§ What you should do
Only a number is expected: how many lines in the data below contain the word "polymerase".

§ Records contained in a dataset

::::::

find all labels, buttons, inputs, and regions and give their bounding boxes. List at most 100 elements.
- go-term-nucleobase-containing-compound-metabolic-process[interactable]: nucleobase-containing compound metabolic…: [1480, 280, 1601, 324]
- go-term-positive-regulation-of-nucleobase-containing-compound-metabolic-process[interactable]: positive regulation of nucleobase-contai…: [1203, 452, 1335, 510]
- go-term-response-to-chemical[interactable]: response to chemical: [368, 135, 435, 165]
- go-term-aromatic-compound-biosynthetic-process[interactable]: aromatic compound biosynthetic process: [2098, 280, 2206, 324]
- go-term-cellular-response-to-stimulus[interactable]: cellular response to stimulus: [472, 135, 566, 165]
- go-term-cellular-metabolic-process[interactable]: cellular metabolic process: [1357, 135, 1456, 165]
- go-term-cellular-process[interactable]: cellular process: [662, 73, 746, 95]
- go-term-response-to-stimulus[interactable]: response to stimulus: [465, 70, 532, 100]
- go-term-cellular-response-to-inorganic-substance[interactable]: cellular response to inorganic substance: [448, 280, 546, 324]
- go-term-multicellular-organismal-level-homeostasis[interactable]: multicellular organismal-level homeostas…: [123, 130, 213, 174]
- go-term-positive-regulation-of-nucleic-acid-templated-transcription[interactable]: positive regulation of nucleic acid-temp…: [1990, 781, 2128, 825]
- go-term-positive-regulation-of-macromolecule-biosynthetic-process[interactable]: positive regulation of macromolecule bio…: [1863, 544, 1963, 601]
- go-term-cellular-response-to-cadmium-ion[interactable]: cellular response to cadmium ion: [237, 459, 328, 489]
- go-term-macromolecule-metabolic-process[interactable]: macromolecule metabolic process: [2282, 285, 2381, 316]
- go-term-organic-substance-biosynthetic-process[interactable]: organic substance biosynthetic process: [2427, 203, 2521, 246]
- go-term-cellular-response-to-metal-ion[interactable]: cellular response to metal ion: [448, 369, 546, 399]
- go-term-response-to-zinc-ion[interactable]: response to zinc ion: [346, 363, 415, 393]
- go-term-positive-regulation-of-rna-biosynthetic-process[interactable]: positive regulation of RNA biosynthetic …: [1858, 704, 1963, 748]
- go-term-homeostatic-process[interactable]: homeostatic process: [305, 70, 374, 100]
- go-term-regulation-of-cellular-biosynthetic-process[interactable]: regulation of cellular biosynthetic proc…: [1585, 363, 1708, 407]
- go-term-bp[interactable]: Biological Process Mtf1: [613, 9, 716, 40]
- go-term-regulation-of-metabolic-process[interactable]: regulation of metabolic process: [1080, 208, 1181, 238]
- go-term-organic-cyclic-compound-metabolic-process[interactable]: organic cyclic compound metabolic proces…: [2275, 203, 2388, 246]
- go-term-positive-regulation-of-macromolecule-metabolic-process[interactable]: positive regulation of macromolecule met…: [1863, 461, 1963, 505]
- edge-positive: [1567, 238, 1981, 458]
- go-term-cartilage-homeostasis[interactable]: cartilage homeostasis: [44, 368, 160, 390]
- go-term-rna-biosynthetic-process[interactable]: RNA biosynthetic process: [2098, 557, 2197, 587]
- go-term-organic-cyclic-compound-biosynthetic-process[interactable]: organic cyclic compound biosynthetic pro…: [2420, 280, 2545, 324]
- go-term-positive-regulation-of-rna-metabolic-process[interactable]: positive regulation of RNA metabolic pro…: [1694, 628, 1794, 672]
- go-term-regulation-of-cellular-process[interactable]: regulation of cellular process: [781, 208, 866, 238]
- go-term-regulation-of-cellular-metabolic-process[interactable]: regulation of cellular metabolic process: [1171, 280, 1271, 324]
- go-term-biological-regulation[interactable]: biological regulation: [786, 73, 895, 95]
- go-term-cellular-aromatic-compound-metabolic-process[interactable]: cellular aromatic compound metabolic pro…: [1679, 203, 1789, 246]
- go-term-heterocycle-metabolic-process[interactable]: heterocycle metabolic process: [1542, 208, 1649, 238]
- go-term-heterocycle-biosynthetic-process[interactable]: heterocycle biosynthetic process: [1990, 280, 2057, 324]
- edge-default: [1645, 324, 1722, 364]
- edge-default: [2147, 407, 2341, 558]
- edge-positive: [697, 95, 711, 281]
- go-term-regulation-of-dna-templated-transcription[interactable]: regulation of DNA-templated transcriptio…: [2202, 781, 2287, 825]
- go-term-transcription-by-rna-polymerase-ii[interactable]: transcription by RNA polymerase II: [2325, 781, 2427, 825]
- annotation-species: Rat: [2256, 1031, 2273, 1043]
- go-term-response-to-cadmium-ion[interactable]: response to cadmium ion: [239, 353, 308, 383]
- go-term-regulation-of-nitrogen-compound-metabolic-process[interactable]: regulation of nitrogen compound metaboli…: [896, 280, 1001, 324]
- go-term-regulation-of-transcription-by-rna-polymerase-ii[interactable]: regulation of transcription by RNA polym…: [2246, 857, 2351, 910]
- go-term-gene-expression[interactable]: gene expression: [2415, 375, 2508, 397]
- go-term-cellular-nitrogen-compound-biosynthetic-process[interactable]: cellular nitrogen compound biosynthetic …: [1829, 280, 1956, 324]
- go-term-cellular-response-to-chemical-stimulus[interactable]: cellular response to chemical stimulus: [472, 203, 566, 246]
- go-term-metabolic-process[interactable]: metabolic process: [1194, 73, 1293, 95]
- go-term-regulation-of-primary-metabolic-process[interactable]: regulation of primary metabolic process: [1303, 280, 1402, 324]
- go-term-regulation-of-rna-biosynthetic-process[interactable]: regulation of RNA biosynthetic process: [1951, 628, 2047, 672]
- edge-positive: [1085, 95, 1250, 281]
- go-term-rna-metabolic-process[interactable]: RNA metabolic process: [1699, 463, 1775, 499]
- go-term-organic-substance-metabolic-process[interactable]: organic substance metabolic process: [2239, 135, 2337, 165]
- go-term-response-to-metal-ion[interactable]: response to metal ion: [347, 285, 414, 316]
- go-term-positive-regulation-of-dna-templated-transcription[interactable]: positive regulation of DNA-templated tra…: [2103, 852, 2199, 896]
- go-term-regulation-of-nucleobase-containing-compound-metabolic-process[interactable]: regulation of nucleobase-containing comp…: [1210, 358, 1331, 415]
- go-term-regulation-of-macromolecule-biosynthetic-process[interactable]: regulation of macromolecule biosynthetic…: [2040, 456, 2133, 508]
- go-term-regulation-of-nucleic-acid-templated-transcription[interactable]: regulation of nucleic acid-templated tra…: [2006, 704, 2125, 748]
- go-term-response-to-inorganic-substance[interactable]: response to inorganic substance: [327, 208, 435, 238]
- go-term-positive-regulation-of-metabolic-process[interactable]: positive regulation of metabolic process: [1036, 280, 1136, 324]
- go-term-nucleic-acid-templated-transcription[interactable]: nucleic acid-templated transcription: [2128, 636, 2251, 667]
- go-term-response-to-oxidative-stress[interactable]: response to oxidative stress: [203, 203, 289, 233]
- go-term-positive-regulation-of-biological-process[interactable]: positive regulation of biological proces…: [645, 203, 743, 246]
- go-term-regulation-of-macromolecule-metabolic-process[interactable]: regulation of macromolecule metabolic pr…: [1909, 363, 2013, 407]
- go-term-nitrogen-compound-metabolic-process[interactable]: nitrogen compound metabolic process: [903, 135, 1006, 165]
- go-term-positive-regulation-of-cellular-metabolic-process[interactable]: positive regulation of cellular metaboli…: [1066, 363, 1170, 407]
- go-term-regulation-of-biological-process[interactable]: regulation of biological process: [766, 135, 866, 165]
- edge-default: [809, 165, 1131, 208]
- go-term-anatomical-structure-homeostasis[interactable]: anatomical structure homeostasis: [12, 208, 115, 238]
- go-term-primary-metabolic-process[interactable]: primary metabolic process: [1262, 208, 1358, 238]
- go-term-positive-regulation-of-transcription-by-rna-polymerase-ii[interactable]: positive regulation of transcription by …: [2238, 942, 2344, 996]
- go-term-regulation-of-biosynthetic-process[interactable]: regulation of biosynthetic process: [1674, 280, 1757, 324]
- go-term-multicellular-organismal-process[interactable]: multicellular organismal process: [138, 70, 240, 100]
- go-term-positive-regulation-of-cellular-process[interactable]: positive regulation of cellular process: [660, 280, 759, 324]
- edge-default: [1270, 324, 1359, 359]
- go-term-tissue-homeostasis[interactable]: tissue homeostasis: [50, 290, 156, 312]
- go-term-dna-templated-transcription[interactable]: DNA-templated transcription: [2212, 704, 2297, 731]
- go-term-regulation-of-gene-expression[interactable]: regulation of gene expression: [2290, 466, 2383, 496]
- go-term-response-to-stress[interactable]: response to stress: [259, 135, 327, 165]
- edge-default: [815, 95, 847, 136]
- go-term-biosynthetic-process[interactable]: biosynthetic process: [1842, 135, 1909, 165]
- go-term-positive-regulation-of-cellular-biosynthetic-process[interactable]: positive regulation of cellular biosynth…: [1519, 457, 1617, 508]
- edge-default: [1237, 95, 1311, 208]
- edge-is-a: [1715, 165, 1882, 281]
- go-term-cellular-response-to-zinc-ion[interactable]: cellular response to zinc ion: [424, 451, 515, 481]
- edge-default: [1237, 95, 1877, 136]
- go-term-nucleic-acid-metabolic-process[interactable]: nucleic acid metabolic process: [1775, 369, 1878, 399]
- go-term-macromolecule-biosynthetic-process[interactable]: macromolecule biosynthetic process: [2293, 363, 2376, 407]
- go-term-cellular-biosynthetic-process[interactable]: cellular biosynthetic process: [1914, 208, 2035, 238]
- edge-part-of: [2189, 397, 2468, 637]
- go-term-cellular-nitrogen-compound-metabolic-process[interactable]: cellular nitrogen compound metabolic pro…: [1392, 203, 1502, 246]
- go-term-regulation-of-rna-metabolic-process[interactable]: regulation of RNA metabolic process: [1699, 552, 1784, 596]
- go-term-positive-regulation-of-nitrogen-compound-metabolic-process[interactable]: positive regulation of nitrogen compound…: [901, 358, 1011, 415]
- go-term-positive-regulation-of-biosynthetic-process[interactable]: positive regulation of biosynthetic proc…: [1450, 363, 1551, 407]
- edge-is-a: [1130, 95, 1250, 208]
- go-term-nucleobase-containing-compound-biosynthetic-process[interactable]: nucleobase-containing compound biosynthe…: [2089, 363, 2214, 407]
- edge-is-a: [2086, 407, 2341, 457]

::::::

§ Solution below
3